┌─ TEXTO DE ORIGEN

A las 12.39 del mediodía, hora local, del 3 de diciembre de 1999, los técnicos del Jet Propulsion Laboratory de la NASA en Pasadena, California, contenían el aliento escuchando cada vibración del aire, a la espera de captar un pitido reconfortante que les devolviera la respiración. Después de un vacío de media hora durante su entrada en la atmósfera, la «Mars Polar Lander», el bebé robótico de aquellos nerviosos padres, debía reportarse con el llanto de su alumbramiento en suelo marciano.
Pero nada rompió el silencio; ni entonces, ni en las desesperadas semanas posteriores. Mes y medio más tarde, el 17 de enero, la NASA reconocía el fracaso: ya hubiera aterrizado de una pieza, pero muda y sorda, o se hubiera reventado contra la roca, poco importaba. La MPL nunca llamaría a casa.
Fue el segundo desastre consecutivo después de la «Mars Climate Orbiter», que el año anterior se había desmenuzado en la atmósfera marciana a causa de un absurdo malentendido entre los dos equipos norteamericanos que controlaban la misión. Uno de ellos empleaba el sistema métrico, y el otro, unidades inglesas.
A diferencia de la MCO, las causas por las que se perdió la MPL no se esclarecieron, como tampoco su destino final. Fue el primer intento frustrado de clavar una pica en una latitud marciana donde los ojos que vigilan el planeta desde su órbita -hoy se mantienen «vivos» dos satélites de la NASA y uno de la ESA- aseguran que el hielo se asoma a la superficie.
La debacle de la MPL sumió en la zozobra todo el programa marciano de la NASA, asignado al laboratorio de Pasadena. La agencia depuró las responsabilidades y propuso las hipótesis razonables, pero las conclusiones, valga la contradicción, no fueron concluyentes.
Una agencia «espía»

└─
┌─ LISTADO PROPORCIONADO

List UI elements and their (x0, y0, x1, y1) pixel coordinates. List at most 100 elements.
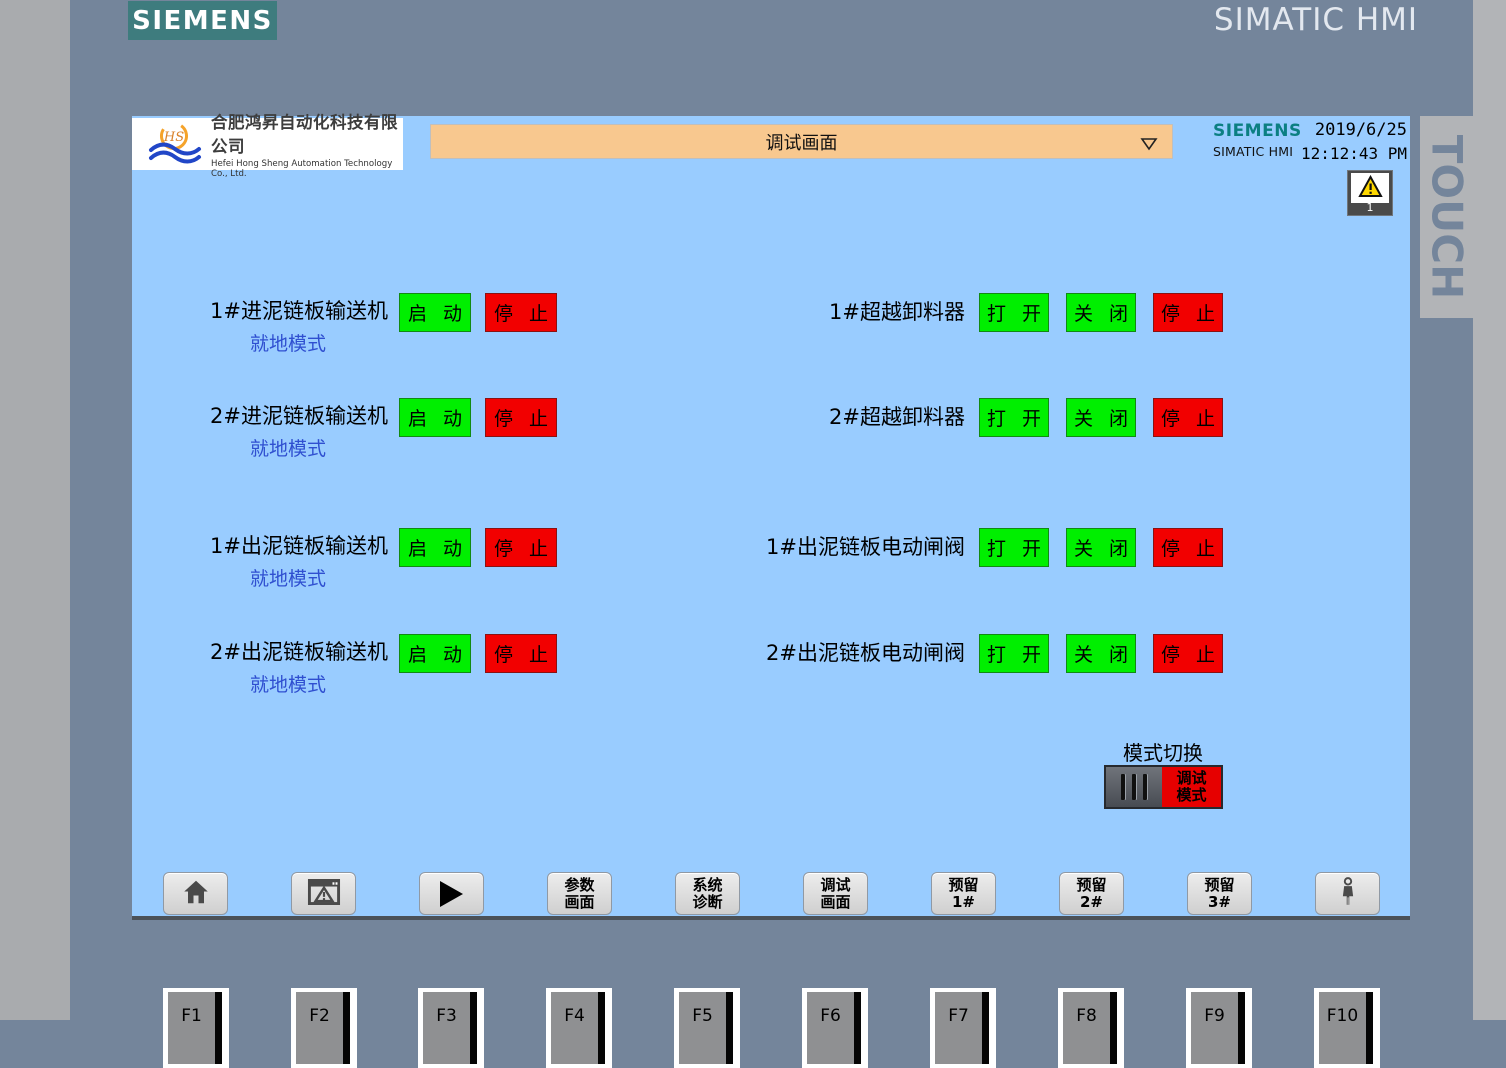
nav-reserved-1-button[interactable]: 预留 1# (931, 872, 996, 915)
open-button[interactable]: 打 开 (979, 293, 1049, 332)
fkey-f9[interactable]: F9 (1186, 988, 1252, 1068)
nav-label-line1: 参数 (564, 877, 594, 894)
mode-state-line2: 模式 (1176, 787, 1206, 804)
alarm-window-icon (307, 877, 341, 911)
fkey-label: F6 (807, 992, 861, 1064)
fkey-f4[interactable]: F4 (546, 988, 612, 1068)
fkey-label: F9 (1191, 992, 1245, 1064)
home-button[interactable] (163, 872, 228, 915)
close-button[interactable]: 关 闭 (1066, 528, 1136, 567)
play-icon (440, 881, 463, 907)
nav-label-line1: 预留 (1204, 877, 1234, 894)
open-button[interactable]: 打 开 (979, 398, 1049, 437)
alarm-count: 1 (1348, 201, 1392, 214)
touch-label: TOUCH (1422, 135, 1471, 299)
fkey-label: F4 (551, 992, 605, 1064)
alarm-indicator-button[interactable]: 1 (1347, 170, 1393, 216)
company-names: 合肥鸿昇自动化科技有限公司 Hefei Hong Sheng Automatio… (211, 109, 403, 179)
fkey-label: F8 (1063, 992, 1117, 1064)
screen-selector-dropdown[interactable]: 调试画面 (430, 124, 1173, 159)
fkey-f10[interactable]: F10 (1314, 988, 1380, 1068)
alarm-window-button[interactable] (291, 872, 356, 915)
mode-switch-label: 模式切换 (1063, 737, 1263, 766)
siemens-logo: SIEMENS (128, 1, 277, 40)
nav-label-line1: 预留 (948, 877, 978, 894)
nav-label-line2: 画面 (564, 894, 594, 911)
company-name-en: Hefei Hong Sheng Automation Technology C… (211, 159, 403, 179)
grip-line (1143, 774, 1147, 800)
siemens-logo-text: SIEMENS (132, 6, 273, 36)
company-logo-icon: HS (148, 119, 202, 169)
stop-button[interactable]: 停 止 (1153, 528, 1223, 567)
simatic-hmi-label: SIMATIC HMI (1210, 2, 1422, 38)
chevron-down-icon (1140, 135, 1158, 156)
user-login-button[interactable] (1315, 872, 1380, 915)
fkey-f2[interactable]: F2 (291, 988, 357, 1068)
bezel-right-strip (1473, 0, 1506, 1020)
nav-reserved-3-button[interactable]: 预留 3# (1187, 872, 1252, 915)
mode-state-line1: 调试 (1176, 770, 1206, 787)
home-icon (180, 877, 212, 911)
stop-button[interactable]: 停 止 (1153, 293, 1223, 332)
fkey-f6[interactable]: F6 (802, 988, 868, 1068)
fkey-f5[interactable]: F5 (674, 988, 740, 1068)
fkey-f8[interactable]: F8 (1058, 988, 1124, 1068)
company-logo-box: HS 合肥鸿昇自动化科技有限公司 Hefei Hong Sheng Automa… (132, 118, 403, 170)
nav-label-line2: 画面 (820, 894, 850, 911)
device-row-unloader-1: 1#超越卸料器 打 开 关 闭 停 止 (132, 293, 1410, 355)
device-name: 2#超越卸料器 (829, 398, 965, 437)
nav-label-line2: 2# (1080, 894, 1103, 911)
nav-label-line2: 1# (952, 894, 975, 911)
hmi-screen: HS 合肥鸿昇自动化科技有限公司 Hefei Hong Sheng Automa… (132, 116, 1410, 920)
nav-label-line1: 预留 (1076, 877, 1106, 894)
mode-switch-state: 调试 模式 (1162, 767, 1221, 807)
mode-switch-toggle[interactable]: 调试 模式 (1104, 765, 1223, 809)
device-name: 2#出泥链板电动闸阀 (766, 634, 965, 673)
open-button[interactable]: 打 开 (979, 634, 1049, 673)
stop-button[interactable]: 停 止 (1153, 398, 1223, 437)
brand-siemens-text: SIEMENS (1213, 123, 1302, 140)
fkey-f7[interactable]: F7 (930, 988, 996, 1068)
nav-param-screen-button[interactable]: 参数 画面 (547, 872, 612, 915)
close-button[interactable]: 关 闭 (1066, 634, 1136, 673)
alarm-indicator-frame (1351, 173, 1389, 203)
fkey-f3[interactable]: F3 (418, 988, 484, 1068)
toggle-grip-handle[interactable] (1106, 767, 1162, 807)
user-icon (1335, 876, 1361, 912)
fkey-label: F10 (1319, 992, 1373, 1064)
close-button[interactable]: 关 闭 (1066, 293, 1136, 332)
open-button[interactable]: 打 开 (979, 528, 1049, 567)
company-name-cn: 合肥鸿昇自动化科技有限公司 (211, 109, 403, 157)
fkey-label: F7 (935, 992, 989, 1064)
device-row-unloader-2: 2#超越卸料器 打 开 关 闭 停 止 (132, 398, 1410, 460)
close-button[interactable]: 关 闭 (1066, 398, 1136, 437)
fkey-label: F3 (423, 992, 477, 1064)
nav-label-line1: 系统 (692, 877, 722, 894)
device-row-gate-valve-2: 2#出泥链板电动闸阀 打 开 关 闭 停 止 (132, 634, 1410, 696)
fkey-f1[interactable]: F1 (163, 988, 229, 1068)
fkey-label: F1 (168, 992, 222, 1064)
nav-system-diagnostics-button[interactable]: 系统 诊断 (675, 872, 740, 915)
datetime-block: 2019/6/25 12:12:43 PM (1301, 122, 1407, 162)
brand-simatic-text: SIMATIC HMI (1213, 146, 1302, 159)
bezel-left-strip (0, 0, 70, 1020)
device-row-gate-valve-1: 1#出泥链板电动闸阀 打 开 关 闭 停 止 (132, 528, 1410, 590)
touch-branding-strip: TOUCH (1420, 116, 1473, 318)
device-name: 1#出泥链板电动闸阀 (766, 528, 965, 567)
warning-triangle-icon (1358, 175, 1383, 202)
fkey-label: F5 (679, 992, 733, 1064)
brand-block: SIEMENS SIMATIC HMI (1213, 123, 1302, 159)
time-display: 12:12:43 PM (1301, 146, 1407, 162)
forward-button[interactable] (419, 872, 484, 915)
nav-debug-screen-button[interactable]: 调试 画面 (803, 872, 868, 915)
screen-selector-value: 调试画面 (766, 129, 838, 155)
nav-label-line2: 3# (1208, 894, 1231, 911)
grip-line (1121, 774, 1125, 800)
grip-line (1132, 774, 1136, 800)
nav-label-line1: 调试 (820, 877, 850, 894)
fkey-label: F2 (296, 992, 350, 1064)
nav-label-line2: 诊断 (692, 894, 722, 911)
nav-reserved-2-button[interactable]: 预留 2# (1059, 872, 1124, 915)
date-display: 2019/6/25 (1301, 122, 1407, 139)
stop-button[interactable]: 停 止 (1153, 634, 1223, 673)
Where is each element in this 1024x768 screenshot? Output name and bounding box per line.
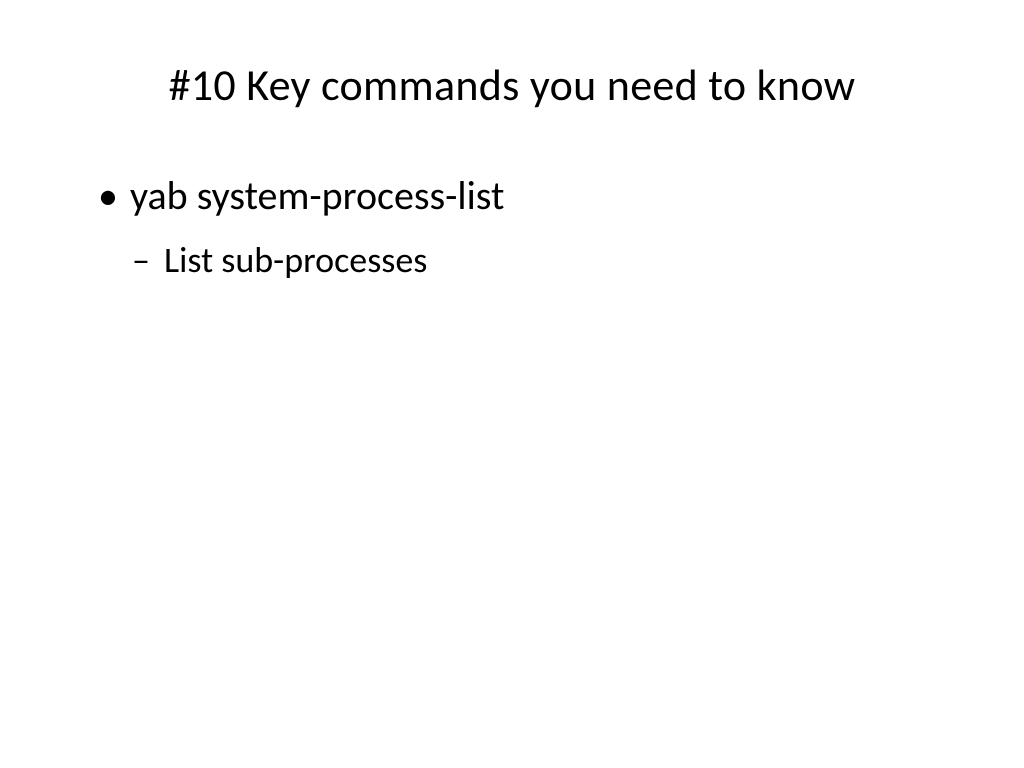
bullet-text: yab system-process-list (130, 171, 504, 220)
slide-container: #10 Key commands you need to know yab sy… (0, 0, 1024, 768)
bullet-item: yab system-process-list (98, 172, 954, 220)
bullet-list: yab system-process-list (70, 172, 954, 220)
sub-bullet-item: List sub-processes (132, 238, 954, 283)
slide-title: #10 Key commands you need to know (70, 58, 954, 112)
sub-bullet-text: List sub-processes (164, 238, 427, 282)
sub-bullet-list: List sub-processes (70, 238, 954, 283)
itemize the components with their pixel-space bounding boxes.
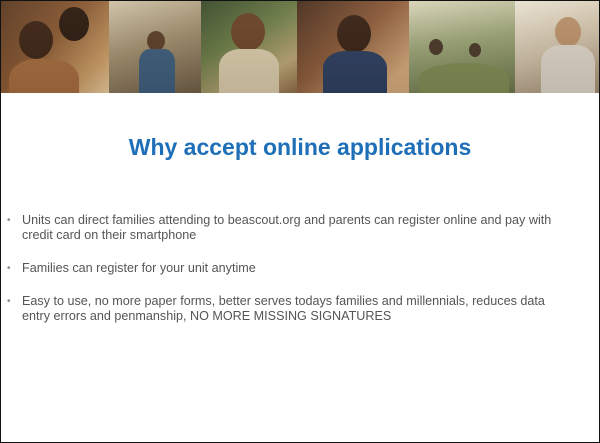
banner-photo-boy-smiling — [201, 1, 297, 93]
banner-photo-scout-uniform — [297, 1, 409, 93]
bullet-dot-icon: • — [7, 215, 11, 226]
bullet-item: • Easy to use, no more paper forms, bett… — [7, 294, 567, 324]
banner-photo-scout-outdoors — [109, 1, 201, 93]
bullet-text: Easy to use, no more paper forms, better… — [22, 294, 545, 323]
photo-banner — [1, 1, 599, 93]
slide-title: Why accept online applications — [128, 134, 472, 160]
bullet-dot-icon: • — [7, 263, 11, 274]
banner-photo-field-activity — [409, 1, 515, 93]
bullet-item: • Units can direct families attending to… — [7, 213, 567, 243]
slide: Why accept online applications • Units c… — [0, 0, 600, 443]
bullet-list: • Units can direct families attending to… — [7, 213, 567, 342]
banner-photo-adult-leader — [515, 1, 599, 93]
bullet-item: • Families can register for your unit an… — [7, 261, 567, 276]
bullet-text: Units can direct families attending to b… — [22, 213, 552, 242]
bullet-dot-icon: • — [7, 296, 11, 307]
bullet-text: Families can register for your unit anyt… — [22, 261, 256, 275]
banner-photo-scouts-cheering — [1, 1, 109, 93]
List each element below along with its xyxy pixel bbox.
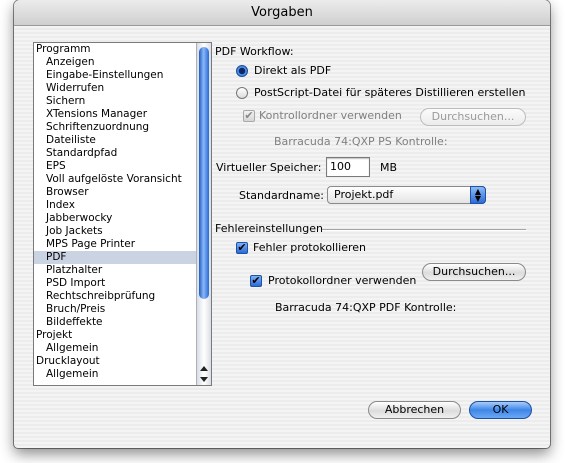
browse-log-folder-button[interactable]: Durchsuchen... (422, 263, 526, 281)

└─

**TRABAJO REQUERIDO**
1 – Devuelve sin cambios el tramo del texto sobre la Mars Polar Lander que va desde "Fue el segundo" hasta "a la superficie.".
2 – Indica si cada afirmación concuerda con el texto sobre la Mars Polar Lander, respondiendo sí o no y citando literalmente las palabras del texto que lo deciden: (a) la Mars Climate Orbiter se perdió porque sus dos equipos de control usaban sistemas de unidades distintos; (b) la NASA reconoció el fracaso de la MPL el 3 de diciembre de 1999; (c) las causas de la pérdida de la MPL quedaron esclarecidas.
3 – Prolonga el texto sobre la Mars Polar Lander a partir de su última línea.

**RESPUESTAS EN ORDEN**
1 –
Fue el segundo desastre consecutivo después de la «Mars Climate Orbiter», que el año anterior se había desmenuzado en la atmósfera marciana a causa de un absurdo malentendido entre los dos equipos norteamericanos que controlaban la misión. Uno de ellos empleaba el sistema métrico, y el otro, unidades inglesas.
A diferencia de la MCO, las causas por las que se perdió la MPL no se esclarecieron, como tampoco su destino final. Fue el primer intento frustrado de clavar una pica en una latitud marciana donde los ojos que vigilan el planeta desde su órbita -hoy se mantienen «vivos» dos satélites de la NASA y uno de la ESA- aseguran que el hielo se asoma a la superficie.

2 –
(a) Sí: «Uno de ellos empleaba el sistema métrico, y el otro, unidades inglesas.»
(b) No: «el 17 de enero, la NASA reconocía el fracaso»
(c) No: «las causas por las que se perdió la MPL no se esclarecieron»

3 –
Al año siguiente, una agencia «espía» norteamericana -National Imagery and Mapping Agency (NIMA), hoy renombrada como National Geospatial-Intelligence Agency- dijo haber detectado la MPL, intacta sobre sus tres patas en el suelo de Marte, a través del análisis de las fotografías enviadas por la sonda orbital «Mars Global Surveyor» (MGS). La NASA nunca ha respaldado este hallazgo. Es más: la cámara de alta resolución de la «Mars Reconnaissance Orbiter» (MRO), otro navío espacial botado en 2005 por la administración norteamericana, ha olfateado y mapeado la presencia de «cadáveres» de misiones anteriores, incluidas las viejas glorias «Viking» 1 y 2, la exitosa «Mars Pathfinder», y los rovers «Opportunity» y «Spirit», aún activos. Pero ni rastro de la MPL.
«Phoenix» ha nacido para rescatar de sus cenizas la ilusión truncada que la MPL llevaba en sus circuitos: «saborear» el hielo marciano, convertir la existencia de agua en Marte, hasta hoy una mancha en fotografías y espectros, en una realidad al alcance de la mano, aunque sea la mano mecánica de un robot a control remoto. Hoy ningún científico duda de la existencia de agua allí, no sólo en eras remotas, cuando fluía por valles y cañones, sino hoy, en los bonetes de hielo que cubren las coronillas polares.
A pesar de su condición de «segunda», y quién sabe si para conjurar el estigma de las maldiciones, la «Phoenix» es la primera en otro aspecto. La aventura del ave resucitada inaugura el programa «Scout» de la NASA, que abre las puertas del selecto club de la agencia a «espontáneos» cualificados en el diseño de proyectos espaciales. La premisa que anima esta modalidad es confeccionar misiones de escasa parafernalia y bajo coste, siempre hablando en términos astronómicos -la MRO costó 720 millones de dólares hace dos años, frente a los 420 de «Phoenix»-.
Una versión mejorada
En esta primera ocasión, la Universidad de Arizona ha dado forma a la misión: una estación fija, reciclada del primer prototipo de la MGS, anterior a la cancelación de su fase de aterrizaje. La instrumentación es una versión mejorada de la que equipó la MPL: brazo robótico con perforadora para catar suelos a medio metro de profundidad, horno para evaporar sustancias volátiles, estación meteorológica, microscopio, analizadores, y cámara estereoscópica en su mástil de 2 metros.
«Phoenix» alcanzará todo lo que se ubique a su alrededor en un radio de 2,35 metros, la longitud de su única extremidad móvil. Casi parece ridículo viajar 680 millones de kilómetros para muestrear un terreno del tamaño de un salón. El próximo aparato que disfrutará de la libertad de unas simples ruedas será el «Mars Science Laboratory», cuya cita con el espacio está fijada para 2009.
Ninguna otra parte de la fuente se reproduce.